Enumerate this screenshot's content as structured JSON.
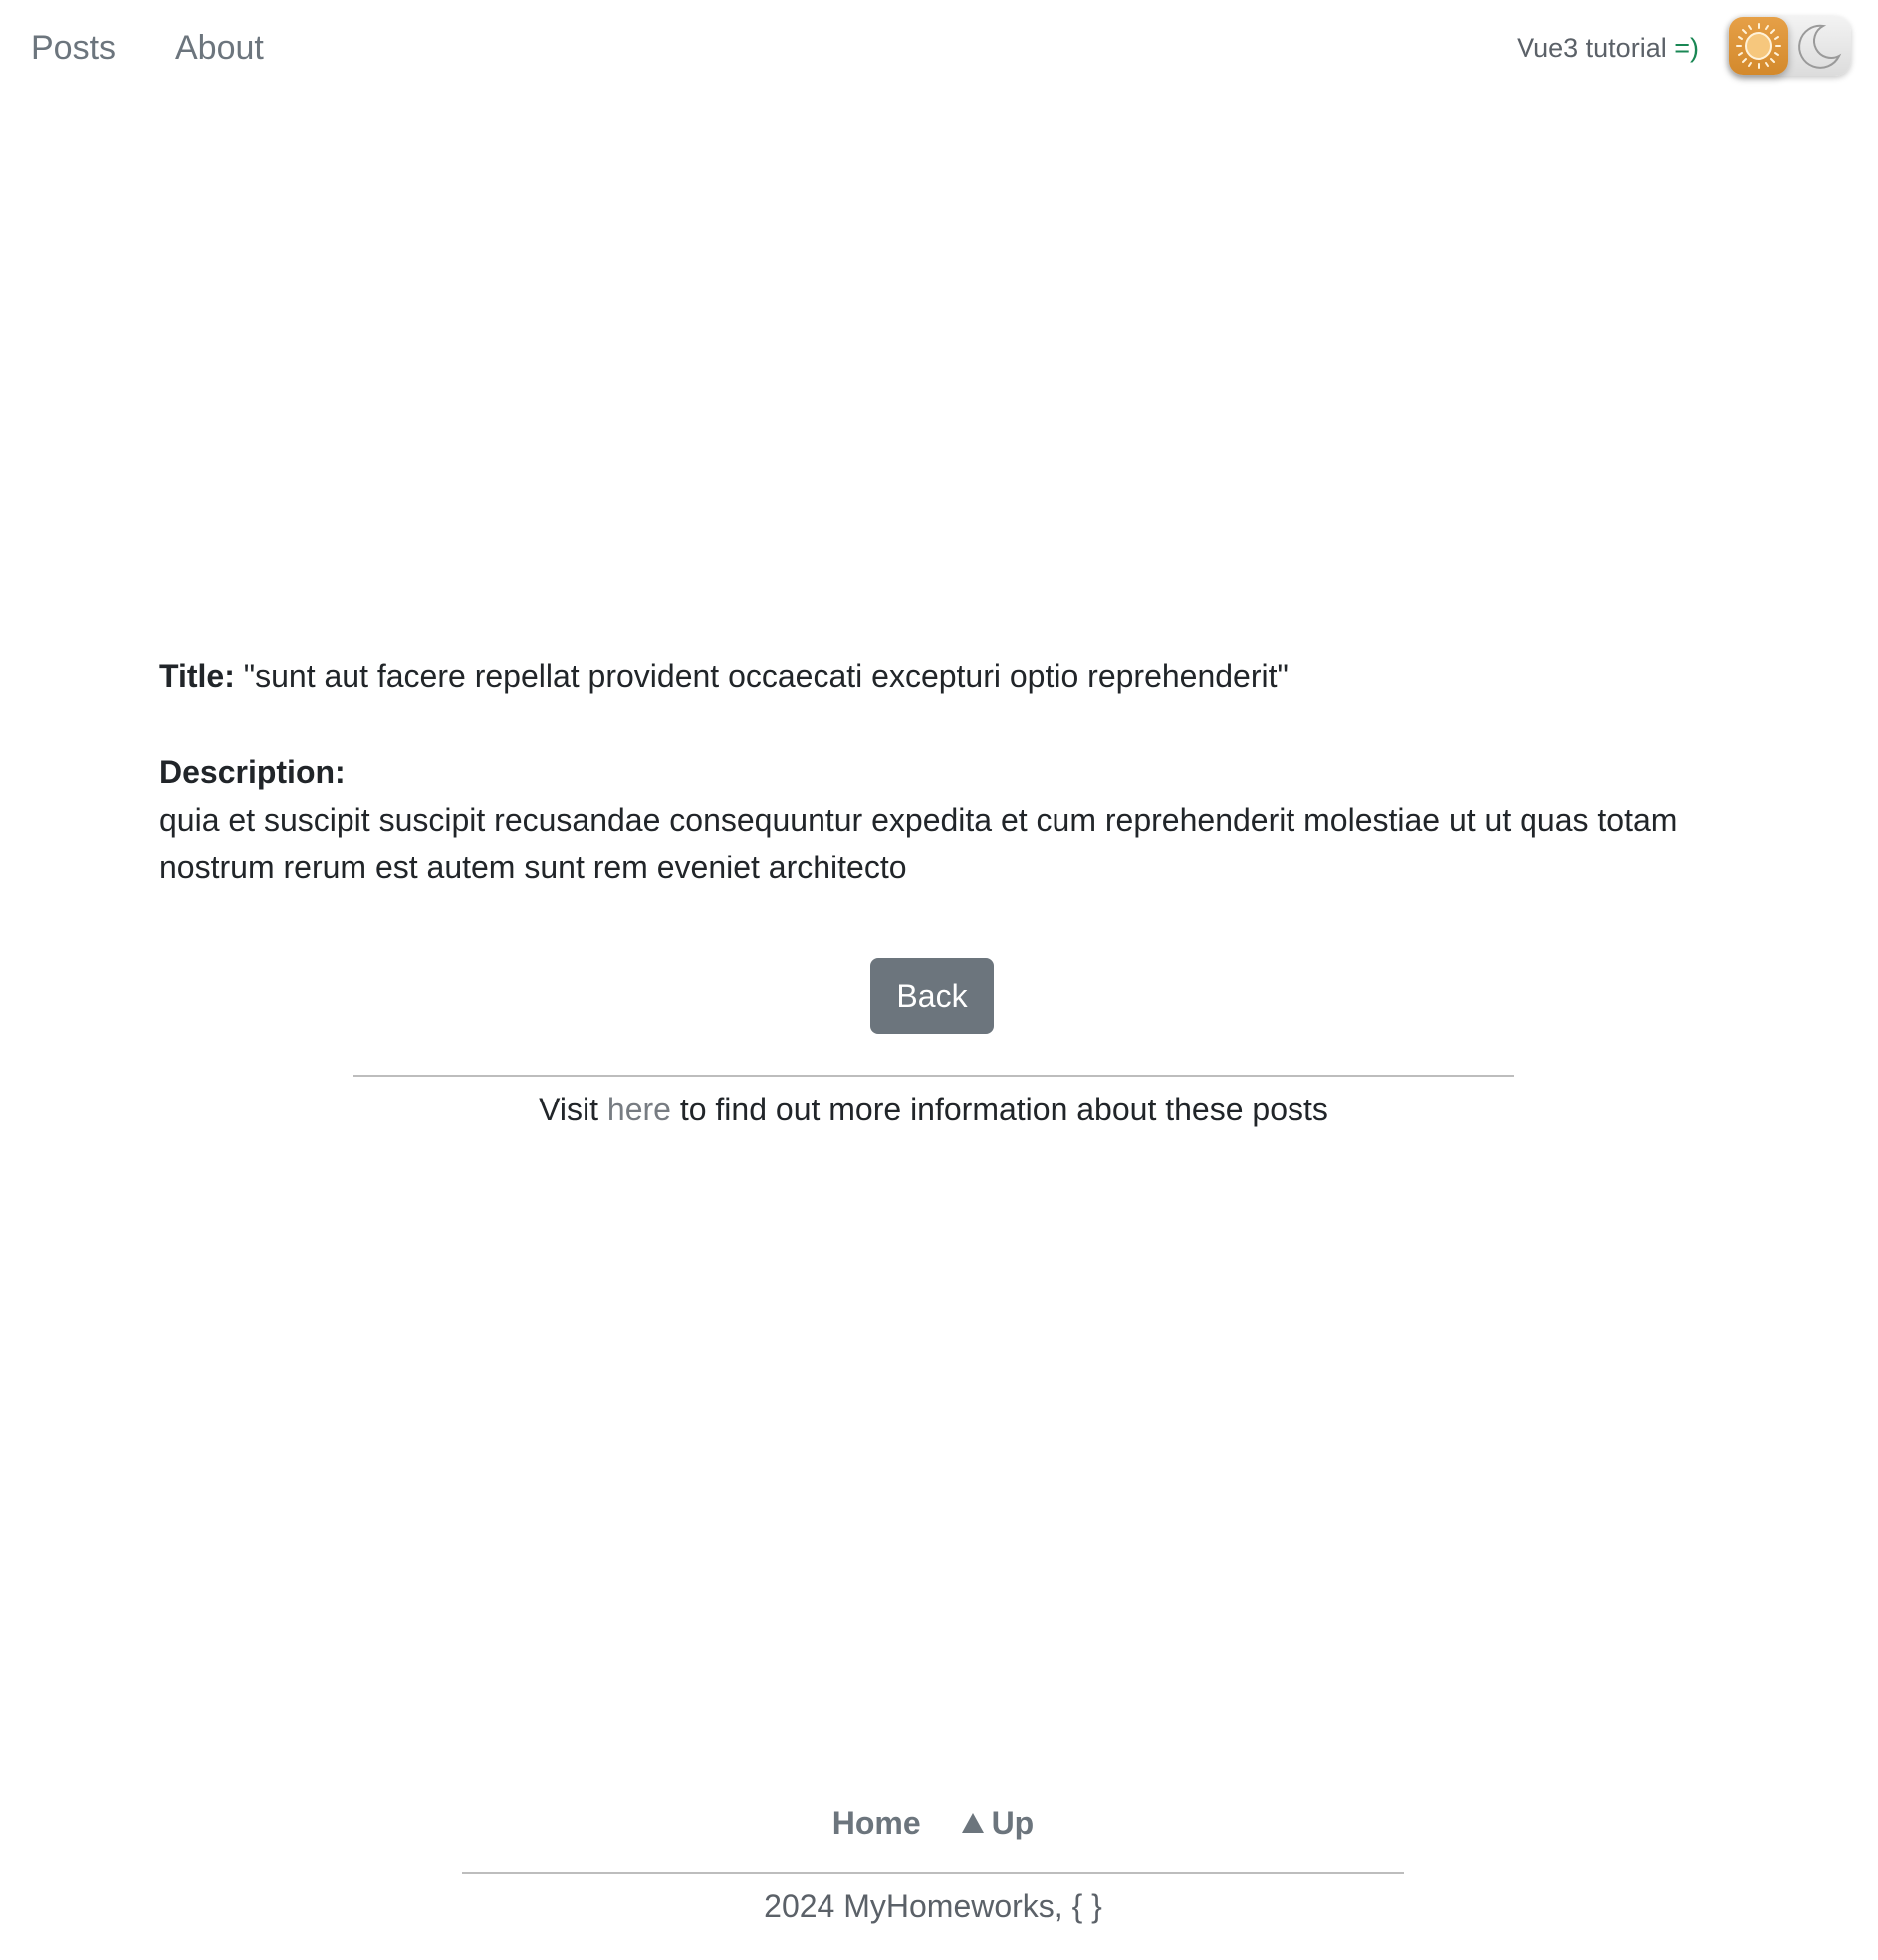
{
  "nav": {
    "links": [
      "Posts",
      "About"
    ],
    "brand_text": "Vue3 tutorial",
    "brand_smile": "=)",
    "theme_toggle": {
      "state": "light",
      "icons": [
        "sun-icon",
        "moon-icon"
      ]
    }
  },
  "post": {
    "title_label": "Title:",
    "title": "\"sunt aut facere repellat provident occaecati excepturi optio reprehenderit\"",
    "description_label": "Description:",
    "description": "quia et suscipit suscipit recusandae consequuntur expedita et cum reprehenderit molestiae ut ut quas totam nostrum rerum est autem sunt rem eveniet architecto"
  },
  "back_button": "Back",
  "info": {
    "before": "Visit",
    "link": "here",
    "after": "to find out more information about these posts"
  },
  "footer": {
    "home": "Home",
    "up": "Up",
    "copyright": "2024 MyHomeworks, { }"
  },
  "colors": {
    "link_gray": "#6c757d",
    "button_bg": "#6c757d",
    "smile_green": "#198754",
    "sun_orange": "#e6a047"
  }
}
:::::
Copy every record above exactly as written, but leave out the pictures.

Enumerate this screenshot's content as structured JSON.
{
  "nav": {
    "links": [
      "Posts",
      "About"
    ],
    "brand_text": "Vue3 tutorial",
    "brand_smile": "=)",
    "theme_toggle": {
      "state": "light",
      "icons": [
        "sun-icon",
        "moon-icon"
      ]
    }
  },
  "post": {
    "title_label": "Title:",
    "title": "\"sunt aut facere repellat provident occaecati excepturi optio reprehenderit\"",
    "description_label": "Description:",
    "description": "quia et suscipit suscipit recusandae consequuntur expedita et cum reprehenderit molestiae ut ut quas totam nostrum rerum est autem sunt rem eveniet architecto"
  },
  "back_button": "Back",
  "info": {
    "before": "Visit",
    "link": "here",
    "after": "to find out more information about these posts"
  },
  "footer": {
    "home": "Home",
    "up": "Up",
    "copyright": "2024 MyHomeworks, { }"
  },
  "colors": {
    "link_gray": "#6c757d",
    "button_bg": "#6c757d",
    "smile_green": "#198754",
    "sun_orange": "#e6a047"
  }
}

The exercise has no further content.